Start
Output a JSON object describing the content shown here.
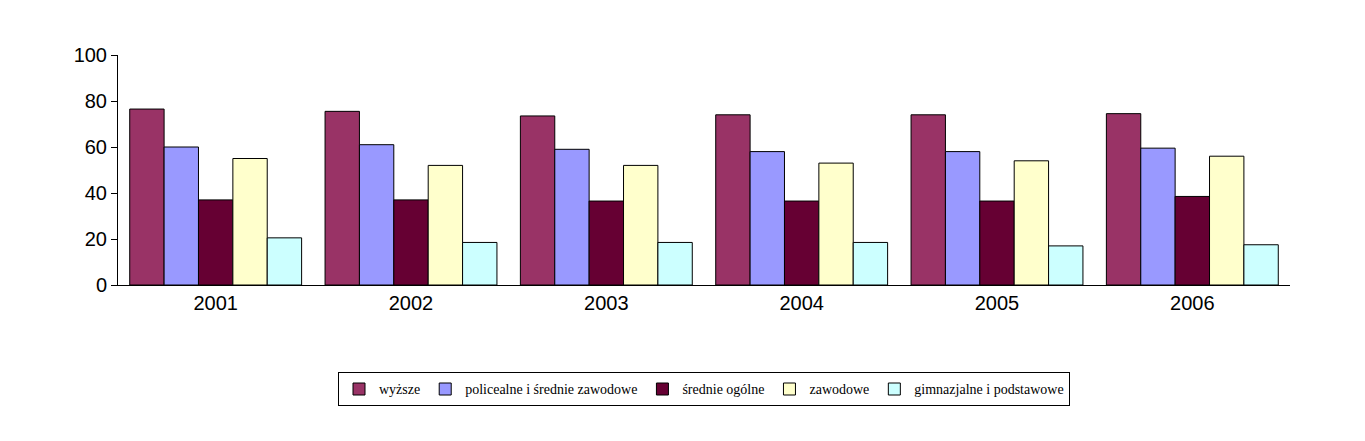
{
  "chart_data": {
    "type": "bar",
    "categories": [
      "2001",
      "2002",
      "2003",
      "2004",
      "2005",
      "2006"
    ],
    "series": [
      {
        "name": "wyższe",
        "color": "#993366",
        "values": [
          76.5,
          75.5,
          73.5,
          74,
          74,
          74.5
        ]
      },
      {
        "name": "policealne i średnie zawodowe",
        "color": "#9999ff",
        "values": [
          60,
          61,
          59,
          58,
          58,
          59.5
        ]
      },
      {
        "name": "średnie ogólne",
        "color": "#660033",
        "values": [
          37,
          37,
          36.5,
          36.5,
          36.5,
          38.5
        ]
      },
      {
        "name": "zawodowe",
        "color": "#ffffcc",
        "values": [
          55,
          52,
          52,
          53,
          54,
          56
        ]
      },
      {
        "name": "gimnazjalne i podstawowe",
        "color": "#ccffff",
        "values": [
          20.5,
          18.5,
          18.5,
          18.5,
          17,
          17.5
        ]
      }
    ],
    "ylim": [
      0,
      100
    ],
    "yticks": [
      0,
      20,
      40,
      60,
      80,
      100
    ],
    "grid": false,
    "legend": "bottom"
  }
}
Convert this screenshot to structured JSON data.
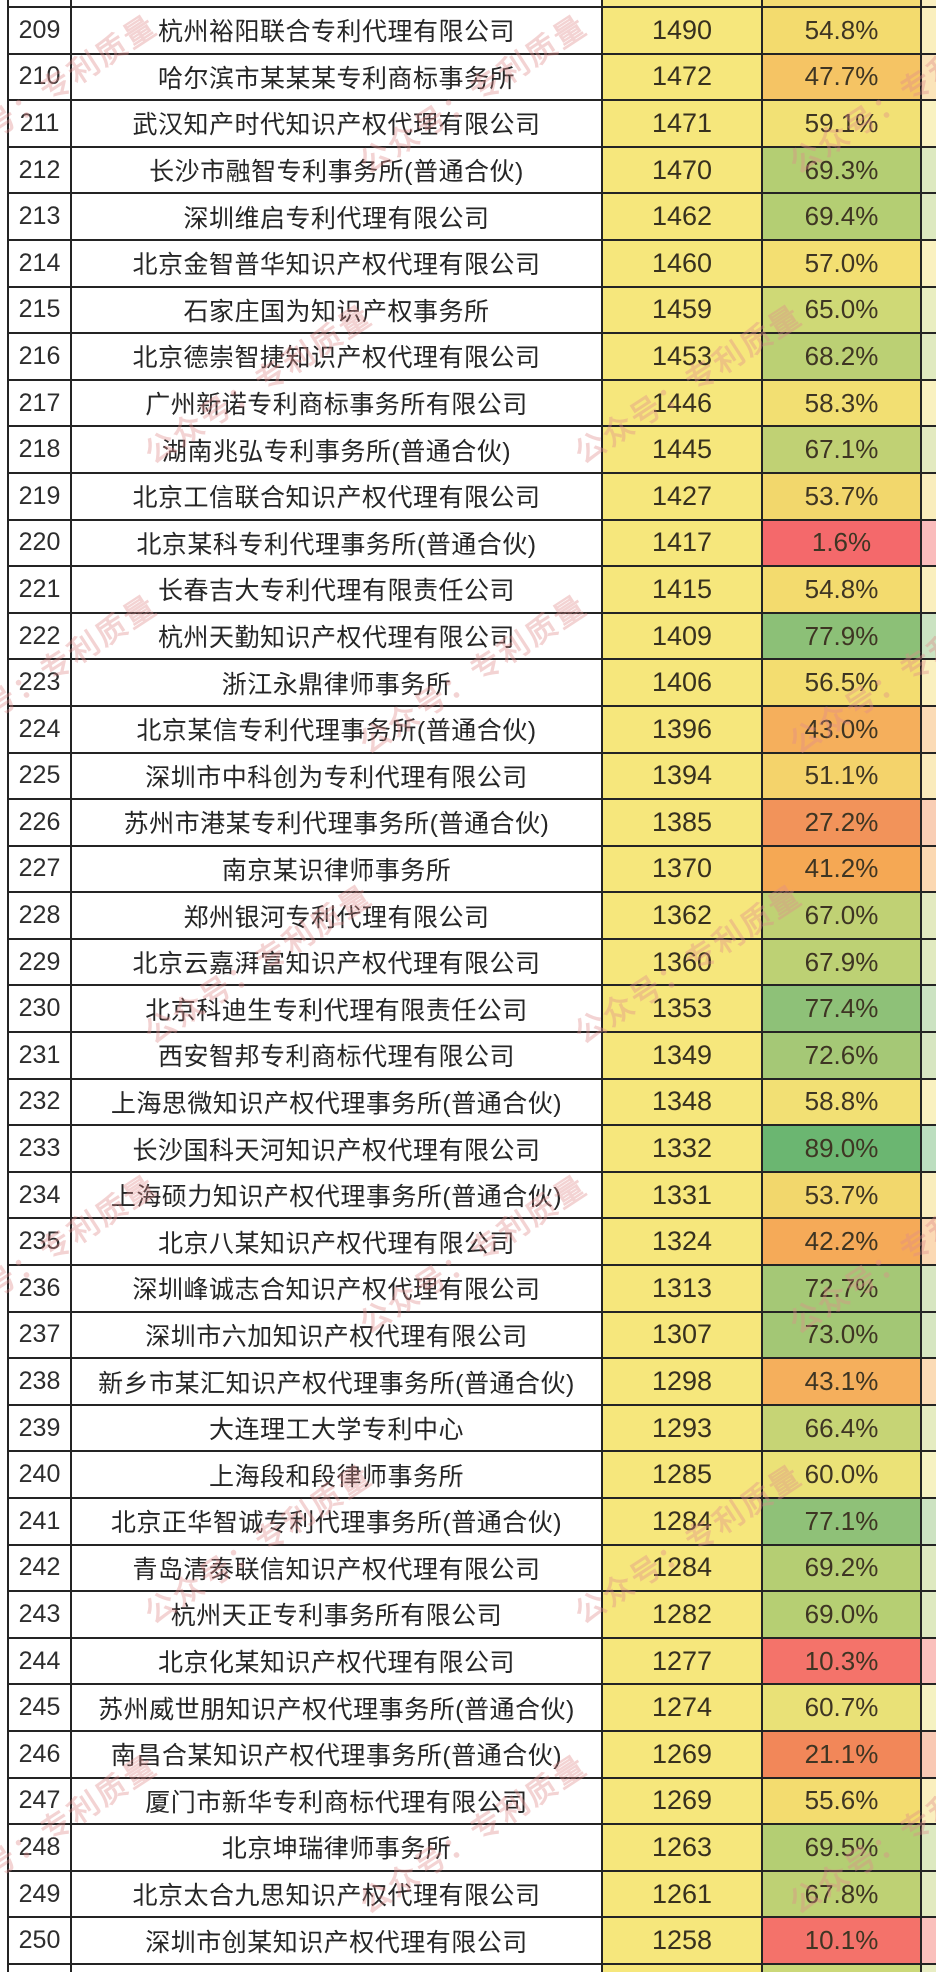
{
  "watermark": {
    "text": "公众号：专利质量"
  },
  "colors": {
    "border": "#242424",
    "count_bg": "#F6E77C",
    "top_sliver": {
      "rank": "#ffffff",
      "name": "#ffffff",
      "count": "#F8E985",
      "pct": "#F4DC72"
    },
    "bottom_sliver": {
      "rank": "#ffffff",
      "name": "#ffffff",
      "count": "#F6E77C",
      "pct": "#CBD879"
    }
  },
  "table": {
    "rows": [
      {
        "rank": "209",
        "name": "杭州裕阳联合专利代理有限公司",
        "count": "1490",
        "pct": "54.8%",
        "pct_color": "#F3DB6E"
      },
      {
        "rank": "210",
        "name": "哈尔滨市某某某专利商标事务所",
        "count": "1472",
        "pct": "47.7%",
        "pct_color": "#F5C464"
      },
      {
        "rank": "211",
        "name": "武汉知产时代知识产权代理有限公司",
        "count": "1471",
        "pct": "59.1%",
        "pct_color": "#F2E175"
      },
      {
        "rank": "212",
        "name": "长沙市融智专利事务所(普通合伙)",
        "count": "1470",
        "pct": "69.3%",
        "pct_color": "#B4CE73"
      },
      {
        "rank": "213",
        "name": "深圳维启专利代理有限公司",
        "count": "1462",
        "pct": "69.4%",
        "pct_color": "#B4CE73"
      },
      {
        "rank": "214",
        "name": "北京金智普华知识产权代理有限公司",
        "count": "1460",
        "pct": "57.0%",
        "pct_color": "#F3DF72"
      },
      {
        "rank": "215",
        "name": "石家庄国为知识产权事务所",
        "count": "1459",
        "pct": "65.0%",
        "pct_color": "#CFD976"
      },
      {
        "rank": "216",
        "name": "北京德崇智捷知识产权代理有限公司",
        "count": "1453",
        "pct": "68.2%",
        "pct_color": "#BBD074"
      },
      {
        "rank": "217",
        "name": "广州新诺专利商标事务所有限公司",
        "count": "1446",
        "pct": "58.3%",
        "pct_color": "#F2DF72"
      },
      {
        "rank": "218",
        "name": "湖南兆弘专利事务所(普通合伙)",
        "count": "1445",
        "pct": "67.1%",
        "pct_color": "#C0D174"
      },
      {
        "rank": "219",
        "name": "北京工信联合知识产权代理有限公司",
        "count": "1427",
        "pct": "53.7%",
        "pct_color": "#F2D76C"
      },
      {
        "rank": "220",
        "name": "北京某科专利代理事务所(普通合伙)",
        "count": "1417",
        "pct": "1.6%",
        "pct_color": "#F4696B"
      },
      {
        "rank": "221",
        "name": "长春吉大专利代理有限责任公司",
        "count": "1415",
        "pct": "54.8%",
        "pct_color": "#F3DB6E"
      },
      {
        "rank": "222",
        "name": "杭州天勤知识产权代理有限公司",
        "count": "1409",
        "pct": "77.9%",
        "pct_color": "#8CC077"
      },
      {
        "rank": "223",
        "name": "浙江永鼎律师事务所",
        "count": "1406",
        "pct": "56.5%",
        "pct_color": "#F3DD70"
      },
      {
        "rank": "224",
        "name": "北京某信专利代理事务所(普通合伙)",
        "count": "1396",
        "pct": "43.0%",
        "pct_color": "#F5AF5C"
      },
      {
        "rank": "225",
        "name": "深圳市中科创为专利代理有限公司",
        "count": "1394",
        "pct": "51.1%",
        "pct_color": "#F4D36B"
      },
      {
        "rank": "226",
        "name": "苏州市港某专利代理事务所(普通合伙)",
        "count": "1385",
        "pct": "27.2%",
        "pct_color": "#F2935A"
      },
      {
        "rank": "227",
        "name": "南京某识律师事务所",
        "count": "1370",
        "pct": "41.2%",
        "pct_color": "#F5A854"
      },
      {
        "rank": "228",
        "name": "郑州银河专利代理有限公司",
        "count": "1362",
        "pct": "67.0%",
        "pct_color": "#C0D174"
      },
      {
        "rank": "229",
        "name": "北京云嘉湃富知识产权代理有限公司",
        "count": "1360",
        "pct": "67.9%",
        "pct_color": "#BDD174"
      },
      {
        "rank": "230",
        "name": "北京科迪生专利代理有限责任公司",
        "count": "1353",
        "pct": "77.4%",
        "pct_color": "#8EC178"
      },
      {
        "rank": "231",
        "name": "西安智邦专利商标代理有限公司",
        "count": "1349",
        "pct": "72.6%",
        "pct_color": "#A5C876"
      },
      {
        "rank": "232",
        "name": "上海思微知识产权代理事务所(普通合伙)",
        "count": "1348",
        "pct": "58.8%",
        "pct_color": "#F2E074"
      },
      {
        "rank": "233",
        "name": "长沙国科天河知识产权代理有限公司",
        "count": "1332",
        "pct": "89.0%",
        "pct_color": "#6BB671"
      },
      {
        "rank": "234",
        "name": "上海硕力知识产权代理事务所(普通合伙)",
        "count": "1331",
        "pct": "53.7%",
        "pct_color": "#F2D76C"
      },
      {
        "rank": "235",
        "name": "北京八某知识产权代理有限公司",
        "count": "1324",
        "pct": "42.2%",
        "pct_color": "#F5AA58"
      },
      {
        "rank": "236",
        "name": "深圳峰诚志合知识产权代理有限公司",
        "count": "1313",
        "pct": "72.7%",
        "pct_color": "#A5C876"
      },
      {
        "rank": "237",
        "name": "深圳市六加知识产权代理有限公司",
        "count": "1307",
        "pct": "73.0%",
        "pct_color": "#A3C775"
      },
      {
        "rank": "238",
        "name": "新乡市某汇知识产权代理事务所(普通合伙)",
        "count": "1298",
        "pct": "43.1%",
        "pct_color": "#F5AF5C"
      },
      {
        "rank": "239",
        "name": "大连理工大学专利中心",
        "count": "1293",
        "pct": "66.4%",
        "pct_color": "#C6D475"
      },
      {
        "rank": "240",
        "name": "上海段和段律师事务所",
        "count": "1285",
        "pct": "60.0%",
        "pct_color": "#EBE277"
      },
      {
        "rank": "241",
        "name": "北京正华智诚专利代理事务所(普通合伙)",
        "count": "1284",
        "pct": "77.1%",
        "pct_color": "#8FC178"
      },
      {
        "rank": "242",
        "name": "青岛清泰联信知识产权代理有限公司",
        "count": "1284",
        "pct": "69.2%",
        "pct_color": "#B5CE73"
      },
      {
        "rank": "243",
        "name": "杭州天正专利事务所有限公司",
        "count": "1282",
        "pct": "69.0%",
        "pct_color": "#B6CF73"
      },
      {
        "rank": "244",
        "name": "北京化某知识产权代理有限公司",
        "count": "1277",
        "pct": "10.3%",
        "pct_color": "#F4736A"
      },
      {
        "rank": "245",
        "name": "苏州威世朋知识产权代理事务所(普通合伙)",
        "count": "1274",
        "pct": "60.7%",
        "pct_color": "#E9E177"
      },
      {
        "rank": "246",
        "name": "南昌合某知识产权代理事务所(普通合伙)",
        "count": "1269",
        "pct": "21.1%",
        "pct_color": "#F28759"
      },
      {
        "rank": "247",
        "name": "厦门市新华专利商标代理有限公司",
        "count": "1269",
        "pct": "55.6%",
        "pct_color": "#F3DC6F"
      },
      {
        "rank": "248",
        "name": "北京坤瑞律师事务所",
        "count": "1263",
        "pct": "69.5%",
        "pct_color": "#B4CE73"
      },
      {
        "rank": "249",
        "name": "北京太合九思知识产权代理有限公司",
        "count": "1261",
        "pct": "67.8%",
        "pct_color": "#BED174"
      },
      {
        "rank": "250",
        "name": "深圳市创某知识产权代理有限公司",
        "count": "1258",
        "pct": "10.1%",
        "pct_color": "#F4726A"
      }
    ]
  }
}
End
• [SHORT EXERCISE] Take every line from the data above that holds "średnie" and copy it out.

• [ANSWER TO THIS TASK]
        "name": "policealne i średnie zawodowe",
        "name": "średnie ogólne",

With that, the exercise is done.